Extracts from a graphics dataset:
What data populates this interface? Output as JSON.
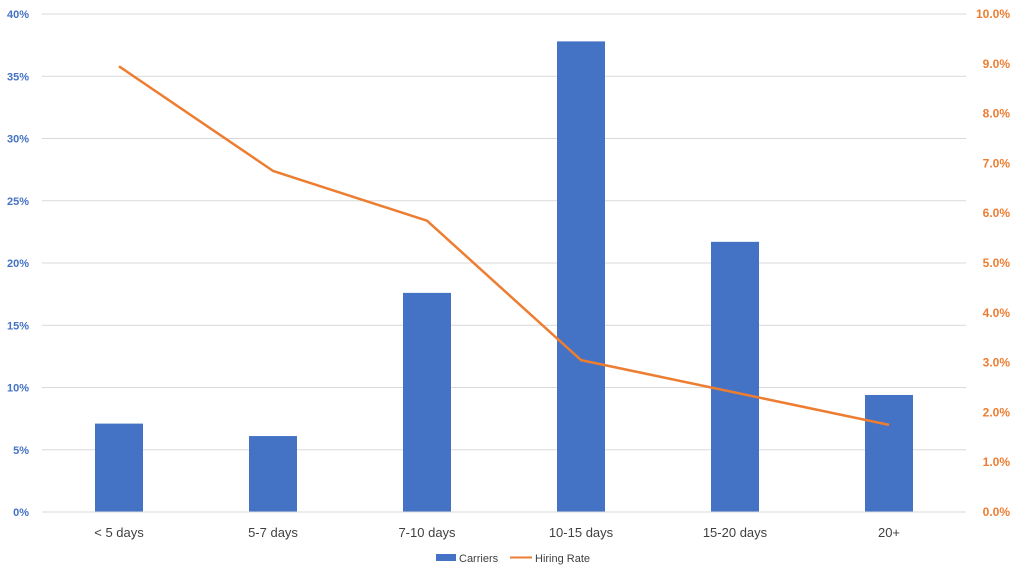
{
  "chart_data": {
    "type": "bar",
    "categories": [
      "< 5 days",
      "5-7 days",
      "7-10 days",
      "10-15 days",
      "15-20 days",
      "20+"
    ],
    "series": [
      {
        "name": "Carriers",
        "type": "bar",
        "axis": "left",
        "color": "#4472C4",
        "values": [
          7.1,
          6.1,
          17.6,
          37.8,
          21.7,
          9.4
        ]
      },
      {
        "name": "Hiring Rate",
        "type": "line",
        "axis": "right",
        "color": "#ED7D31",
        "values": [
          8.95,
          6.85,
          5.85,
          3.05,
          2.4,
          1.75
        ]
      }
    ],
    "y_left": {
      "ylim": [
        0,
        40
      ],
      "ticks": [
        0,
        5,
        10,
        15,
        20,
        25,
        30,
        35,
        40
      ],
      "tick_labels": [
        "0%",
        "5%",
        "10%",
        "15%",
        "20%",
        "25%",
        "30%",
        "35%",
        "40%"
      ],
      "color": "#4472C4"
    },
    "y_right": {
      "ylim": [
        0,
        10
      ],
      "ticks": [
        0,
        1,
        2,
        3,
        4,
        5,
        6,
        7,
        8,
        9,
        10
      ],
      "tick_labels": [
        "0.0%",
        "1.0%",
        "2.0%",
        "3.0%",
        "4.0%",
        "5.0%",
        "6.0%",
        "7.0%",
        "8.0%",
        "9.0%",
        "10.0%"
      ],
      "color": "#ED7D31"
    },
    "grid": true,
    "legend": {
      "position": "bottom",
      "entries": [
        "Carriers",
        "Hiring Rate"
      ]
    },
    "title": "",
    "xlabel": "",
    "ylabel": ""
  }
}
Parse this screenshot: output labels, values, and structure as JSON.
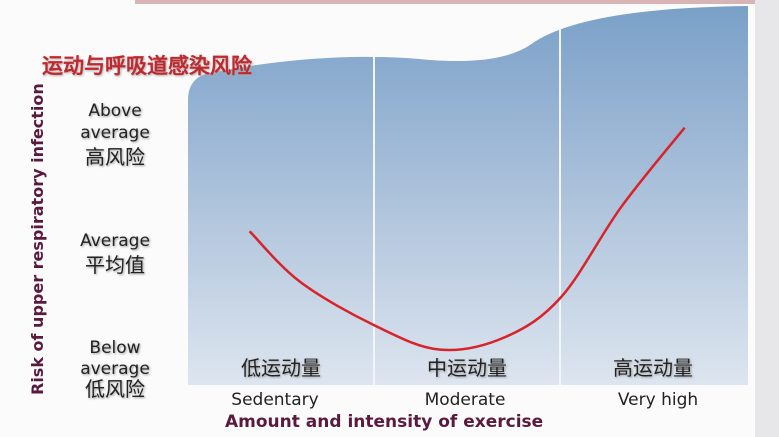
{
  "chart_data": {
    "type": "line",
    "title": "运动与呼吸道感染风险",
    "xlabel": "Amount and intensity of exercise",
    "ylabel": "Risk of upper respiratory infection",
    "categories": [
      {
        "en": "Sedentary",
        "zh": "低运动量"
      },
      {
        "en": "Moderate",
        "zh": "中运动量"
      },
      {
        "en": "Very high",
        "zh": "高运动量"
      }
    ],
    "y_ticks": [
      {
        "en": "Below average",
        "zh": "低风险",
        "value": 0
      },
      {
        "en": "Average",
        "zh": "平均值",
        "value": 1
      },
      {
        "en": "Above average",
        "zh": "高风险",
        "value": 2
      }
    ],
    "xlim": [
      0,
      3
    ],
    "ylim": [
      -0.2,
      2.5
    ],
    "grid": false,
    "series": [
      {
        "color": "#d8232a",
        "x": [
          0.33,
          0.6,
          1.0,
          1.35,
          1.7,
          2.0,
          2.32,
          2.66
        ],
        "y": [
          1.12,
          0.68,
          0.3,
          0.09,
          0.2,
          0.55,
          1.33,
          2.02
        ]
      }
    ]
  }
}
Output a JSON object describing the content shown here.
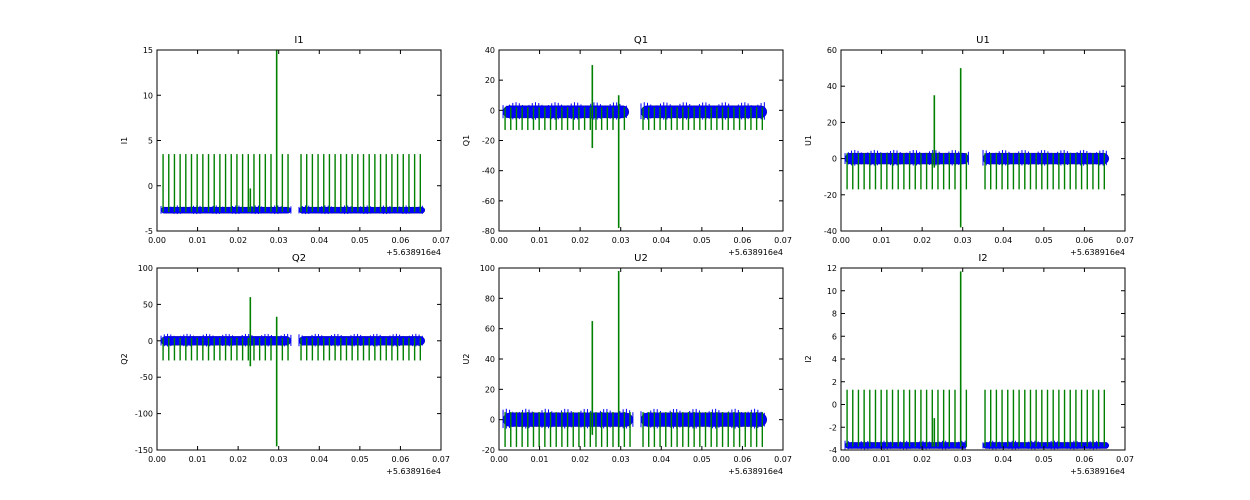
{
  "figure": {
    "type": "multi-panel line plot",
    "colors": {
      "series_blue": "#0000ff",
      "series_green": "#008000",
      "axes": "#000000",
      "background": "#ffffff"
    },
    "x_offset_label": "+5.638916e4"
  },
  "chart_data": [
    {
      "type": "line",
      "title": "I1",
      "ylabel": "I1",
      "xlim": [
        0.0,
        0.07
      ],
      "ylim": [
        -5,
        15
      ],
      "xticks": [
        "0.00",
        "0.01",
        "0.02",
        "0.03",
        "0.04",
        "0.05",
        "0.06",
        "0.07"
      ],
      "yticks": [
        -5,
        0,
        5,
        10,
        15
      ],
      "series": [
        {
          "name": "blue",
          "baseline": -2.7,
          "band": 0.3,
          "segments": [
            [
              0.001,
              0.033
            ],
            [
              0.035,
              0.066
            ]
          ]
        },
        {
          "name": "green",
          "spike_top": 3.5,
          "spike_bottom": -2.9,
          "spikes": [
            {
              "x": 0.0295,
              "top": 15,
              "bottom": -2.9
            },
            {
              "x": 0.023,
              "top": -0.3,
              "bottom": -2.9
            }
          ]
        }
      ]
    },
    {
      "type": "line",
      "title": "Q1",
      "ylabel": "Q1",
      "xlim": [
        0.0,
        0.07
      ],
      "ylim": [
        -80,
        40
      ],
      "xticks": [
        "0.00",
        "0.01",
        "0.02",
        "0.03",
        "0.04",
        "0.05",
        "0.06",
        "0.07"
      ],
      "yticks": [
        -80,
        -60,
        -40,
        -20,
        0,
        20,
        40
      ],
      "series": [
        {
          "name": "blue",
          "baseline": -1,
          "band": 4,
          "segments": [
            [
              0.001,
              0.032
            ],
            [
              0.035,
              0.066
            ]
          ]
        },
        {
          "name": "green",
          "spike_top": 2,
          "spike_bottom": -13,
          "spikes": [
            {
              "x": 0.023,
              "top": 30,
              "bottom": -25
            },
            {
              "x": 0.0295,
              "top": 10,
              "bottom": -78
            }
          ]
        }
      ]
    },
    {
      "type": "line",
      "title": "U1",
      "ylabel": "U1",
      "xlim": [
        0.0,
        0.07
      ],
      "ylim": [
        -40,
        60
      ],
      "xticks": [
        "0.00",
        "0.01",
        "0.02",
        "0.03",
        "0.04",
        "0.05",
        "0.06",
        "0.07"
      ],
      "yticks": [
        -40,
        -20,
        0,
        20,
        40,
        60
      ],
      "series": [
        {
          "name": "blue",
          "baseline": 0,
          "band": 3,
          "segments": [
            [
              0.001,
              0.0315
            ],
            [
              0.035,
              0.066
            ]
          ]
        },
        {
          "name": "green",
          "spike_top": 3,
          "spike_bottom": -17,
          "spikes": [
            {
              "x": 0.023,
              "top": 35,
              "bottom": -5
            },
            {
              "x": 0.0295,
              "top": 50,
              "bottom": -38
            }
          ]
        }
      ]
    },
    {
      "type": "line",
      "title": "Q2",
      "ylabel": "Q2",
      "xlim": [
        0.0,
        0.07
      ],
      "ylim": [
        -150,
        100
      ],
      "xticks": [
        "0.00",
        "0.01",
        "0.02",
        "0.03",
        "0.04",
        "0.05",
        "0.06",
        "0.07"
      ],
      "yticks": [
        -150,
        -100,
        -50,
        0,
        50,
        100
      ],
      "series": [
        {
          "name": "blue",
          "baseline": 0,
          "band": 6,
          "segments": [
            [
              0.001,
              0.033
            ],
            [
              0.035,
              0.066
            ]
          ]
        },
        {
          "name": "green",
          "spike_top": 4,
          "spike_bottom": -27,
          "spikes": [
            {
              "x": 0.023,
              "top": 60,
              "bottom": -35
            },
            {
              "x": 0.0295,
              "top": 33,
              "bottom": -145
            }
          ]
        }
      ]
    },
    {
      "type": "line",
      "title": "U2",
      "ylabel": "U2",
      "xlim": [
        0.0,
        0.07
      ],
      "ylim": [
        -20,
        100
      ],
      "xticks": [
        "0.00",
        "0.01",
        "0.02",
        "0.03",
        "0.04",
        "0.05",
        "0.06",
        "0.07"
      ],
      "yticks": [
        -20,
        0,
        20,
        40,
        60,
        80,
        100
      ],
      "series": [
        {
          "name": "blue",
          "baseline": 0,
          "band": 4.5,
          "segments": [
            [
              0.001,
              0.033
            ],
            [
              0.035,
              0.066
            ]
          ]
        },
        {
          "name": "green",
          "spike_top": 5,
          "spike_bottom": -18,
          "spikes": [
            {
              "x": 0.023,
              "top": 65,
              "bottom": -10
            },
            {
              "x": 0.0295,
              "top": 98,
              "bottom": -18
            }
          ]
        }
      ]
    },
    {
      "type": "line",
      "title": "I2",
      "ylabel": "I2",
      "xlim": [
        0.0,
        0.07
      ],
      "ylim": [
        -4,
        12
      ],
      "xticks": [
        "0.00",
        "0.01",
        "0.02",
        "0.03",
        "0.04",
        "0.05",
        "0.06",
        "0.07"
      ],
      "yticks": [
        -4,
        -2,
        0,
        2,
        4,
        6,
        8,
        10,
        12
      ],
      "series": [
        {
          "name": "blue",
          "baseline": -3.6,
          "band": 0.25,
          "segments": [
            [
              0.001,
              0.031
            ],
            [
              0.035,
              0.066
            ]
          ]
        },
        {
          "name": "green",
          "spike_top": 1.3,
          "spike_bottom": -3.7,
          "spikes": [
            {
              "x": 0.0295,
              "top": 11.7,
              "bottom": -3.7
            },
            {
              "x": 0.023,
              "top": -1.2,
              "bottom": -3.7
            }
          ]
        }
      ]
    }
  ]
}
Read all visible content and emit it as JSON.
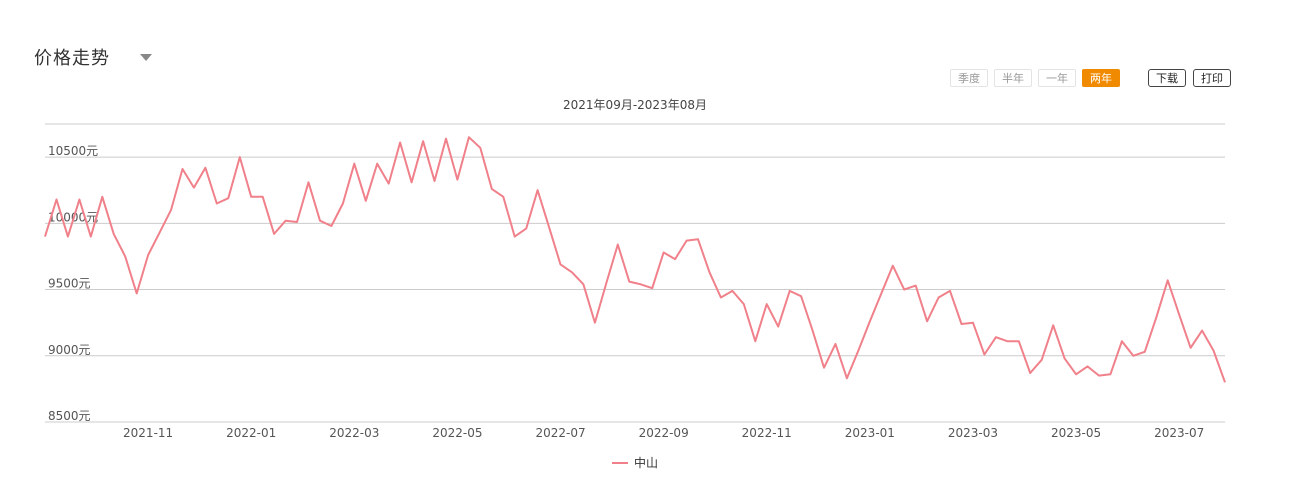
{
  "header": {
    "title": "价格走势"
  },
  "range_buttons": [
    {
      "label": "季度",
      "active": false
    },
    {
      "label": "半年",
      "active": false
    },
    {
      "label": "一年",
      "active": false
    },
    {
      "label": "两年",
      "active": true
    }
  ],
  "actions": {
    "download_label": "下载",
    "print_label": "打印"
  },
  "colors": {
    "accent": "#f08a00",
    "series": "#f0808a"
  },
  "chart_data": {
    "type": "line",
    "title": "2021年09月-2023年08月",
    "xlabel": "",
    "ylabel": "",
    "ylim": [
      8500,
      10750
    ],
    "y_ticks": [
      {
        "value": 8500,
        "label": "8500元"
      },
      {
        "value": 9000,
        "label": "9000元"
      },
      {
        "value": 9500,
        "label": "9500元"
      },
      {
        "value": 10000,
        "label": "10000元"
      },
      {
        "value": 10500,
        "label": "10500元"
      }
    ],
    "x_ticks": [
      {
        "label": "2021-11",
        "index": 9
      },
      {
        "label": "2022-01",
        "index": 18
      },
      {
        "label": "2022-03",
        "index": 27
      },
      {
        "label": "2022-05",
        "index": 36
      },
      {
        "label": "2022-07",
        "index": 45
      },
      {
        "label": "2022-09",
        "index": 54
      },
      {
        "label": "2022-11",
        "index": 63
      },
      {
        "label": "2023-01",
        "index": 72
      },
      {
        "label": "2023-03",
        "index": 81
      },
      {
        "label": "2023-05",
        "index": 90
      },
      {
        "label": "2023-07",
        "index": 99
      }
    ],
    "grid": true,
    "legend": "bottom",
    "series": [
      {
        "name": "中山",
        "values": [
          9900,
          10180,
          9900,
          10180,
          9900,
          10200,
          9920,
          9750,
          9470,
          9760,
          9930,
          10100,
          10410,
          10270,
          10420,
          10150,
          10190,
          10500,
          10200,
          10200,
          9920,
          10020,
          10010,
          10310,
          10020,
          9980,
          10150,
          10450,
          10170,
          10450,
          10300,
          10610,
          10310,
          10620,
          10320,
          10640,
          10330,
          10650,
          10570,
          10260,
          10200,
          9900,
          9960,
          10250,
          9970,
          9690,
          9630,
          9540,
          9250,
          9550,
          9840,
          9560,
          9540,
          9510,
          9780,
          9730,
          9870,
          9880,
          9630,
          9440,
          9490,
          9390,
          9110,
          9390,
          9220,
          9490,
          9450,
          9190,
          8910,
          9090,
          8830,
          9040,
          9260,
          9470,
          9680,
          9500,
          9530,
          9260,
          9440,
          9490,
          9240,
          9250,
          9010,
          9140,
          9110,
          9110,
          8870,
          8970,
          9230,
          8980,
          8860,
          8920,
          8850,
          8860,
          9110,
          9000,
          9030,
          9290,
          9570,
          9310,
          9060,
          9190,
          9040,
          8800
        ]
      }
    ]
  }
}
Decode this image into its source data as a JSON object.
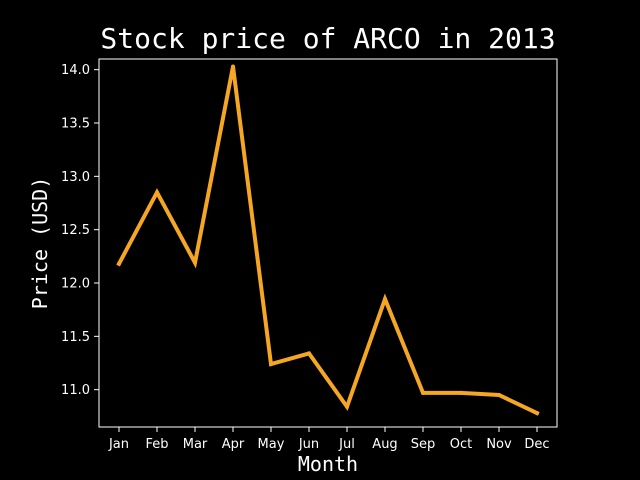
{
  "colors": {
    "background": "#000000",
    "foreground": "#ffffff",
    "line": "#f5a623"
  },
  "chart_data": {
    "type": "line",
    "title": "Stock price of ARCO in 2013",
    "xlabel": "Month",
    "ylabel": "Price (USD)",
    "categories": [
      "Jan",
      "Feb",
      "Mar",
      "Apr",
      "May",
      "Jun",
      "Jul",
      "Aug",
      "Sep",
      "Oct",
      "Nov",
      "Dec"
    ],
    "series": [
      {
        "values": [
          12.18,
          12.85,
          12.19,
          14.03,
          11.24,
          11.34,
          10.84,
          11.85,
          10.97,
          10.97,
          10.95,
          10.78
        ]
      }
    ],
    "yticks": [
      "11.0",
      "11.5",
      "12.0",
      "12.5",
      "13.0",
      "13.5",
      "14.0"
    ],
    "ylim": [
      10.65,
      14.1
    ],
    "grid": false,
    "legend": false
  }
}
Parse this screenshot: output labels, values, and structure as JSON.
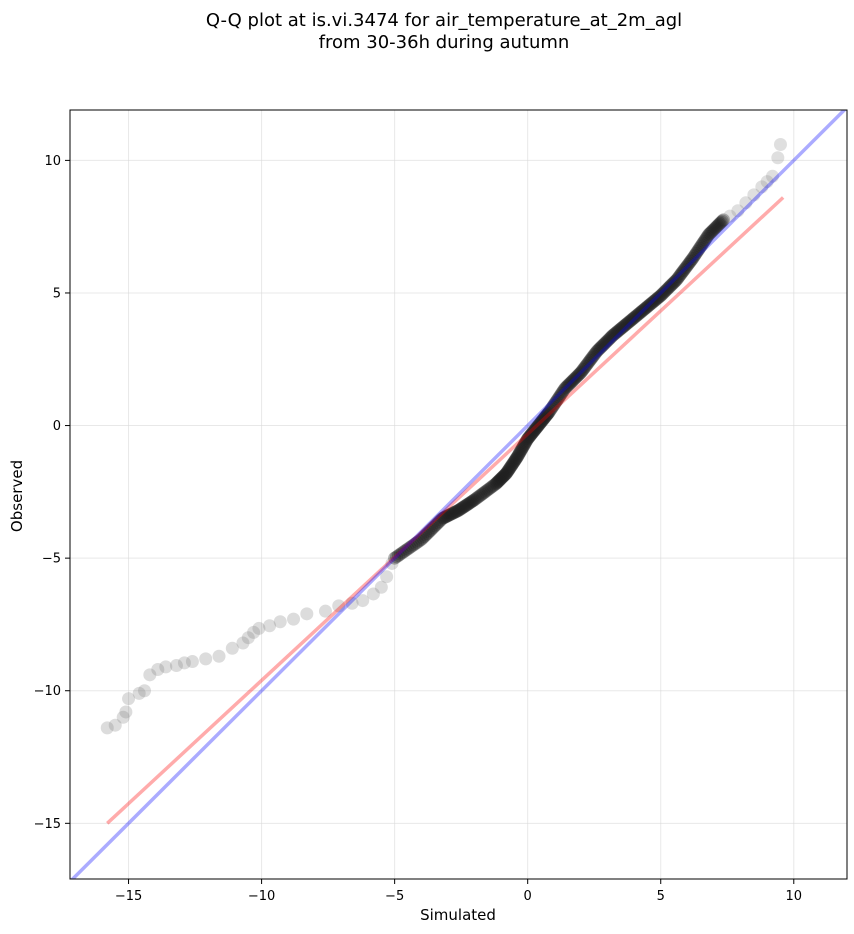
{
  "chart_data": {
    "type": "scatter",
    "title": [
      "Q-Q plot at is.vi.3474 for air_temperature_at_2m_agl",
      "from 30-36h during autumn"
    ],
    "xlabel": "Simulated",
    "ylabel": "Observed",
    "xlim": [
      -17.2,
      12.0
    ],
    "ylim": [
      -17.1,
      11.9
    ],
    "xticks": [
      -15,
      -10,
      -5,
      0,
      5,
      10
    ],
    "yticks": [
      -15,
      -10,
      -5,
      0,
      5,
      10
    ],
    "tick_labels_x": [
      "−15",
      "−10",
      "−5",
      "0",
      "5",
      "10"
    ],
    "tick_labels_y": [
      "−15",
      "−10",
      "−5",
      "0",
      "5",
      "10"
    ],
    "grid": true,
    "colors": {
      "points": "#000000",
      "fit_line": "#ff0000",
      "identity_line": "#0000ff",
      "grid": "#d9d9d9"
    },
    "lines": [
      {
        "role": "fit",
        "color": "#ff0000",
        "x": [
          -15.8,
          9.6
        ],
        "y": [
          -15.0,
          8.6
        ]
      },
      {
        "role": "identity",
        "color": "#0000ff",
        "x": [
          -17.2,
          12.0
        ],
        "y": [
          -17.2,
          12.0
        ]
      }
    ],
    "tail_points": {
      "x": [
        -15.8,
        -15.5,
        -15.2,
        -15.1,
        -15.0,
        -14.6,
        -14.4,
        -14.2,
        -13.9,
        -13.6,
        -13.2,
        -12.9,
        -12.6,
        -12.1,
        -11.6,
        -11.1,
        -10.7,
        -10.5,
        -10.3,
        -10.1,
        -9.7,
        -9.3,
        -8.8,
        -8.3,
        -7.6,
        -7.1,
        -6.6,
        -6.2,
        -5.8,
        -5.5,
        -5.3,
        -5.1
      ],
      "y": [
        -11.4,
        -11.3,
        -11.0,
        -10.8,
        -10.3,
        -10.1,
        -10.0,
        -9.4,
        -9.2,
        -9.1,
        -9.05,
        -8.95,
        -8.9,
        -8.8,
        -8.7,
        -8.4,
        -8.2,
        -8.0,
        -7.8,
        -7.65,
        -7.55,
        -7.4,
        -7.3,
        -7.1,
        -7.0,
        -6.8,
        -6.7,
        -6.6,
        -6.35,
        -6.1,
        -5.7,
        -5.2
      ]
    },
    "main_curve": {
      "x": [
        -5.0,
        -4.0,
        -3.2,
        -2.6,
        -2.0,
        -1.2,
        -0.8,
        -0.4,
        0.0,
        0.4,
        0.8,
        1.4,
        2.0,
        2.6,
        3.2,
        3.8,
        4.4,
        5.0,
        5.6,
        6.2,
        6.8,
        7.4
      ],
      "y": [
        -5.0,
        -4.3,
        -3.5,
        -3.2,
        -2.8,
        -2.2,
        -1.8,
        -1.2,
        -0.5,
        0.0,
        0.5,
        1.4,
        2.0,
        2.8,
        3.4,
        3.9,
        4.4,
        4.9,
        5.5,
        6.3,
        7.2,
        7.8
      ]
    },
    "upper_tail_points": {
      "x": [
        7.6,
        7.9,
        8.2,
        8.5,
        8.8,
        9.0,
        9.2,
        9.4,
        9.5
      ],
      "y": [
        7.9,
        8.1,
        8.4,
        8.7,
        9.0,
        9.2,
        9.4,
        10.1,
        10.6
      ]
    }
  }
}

Do this =
Tell how many lines contain the word "background", using only the number.

The answer =
2